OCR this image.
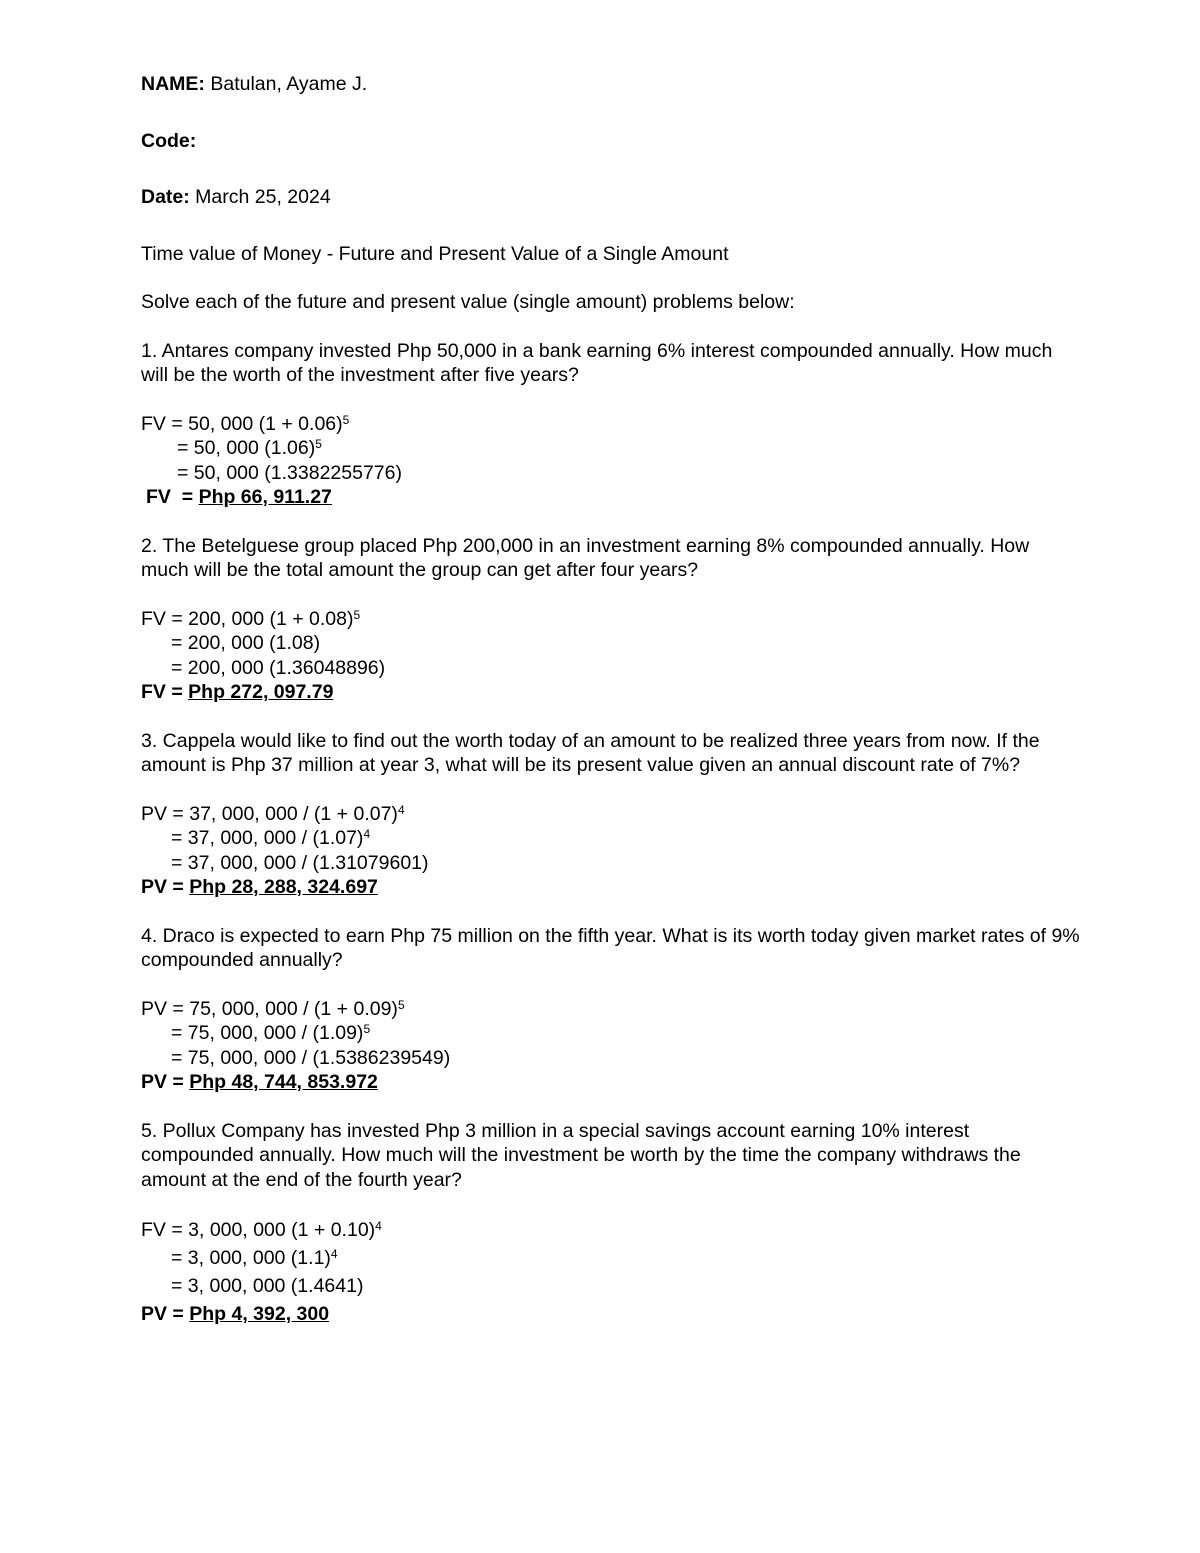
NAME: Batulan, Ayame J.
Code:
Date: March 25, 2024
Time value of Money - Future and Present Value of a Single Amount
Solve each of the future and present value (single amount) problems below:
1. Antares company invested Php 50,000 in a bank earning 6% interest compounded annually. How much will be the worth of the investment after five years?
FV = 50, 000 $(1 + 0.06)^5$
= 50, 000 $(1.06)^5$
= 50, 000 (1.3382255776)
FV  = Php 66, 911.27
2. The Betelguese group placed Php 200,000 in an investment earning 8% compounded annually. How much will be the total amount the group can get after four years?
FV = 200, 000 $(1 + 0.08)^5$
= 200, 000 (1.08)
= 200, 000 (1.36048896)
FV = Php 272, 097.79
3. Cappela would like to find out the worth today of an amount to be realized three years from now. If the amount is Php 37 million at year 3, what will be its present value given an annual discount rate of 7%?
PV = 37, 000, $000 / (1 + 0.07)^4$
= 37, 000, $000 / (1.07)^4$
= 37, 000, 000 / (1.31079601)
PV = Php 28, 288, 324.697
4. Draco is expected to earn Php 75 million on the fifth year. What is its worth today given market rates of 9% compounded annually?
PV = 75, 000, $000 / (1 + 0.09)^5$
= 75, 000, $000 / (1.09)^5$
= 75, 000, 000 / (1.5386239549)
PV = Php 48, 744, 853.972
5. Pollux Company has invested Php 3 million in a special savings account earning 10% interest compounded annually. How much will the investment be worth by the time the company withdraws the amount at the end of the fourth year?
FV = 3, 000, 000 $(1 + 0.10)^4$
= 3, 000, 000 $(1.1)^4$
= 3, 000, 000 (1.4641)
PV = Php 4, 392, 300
* * *
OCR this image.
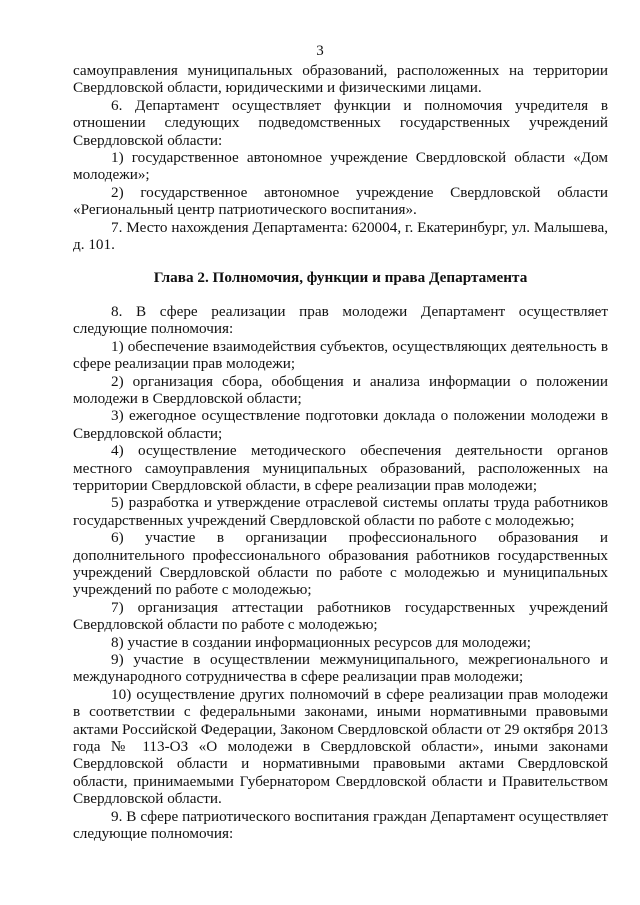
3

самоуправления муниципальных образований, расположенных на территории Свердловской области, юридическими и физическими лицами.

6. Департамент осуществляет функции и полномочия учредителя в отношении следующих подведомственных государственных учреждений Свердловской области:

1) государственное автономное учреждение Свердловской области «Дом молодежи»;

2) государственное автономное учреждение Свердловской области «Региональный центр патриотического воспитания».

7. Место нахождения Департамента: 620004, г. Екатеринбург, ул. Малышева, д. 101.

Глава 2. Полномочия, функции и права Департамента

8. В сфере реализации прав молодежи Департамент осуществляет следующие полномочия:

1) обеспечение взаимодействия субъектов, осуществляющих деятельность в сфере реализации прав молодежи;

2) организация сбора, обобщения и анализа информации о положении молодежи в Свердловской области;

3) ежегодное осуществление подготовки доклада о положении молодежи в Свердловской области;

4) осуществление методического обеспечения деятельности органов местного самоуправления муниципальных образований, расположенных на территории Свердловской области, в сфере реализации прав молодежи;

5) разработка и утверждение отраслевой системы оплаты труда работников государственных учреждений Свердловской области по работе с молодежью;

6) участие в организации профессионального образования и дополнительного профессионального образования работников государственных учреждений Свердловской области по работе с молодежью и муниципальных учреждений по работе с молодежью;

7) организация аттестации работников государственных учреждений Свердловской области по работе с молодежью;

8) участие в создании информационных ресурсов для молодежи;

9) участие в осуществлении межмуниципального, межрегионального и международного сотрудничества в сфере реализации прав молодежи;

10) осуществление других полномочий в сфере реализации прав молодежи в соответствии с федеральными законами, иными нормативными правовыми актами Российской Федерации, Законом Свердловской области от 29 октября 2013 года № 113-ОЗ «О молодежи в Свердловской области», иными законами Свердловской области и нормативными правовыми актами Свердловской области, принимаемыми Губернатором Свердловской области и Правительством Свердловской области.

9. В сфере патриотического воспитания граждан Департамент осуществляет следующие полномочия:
==
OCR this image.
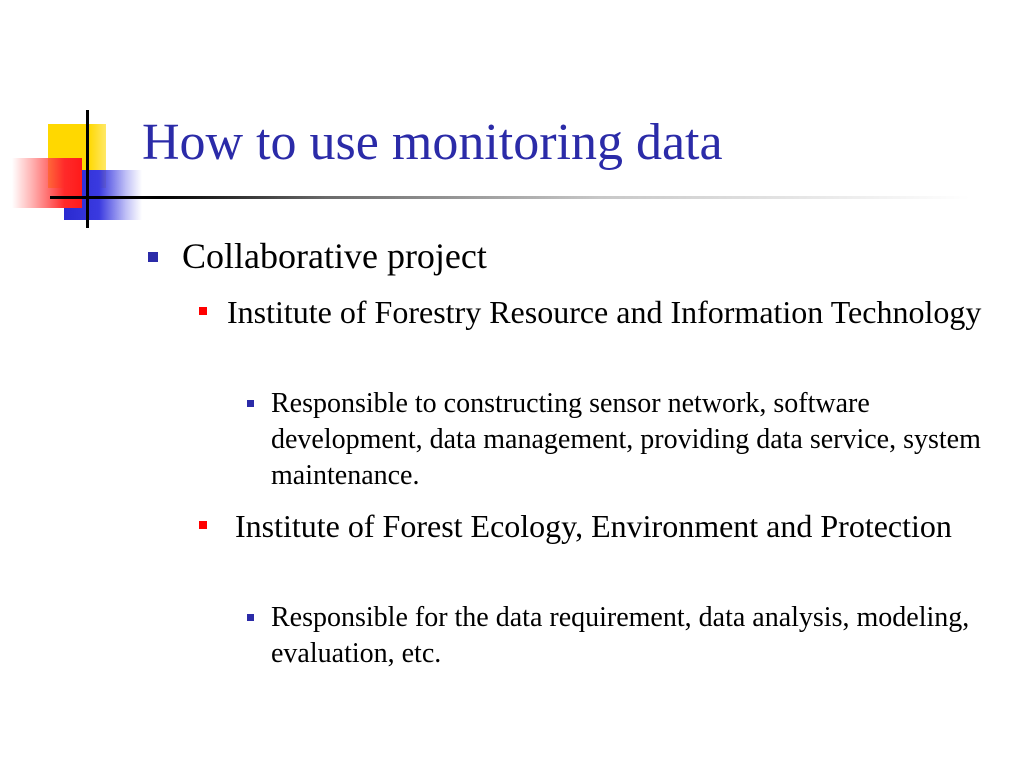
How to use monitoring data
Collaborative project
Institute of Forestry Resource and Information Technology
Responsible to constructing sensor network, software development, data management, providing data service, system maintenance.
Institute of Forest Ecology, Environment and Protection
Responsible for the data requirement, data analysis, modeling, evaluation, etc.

(WHAT IS NEEDED) Scan the material and collect every line that contains "Responsible".

(EXERCISE RESULT)
Responsible to constructing sensor network, software development, data management, providing data service, system maintenance.
Responsible for the data requirement, data analysis, modeling, evaluation, etc.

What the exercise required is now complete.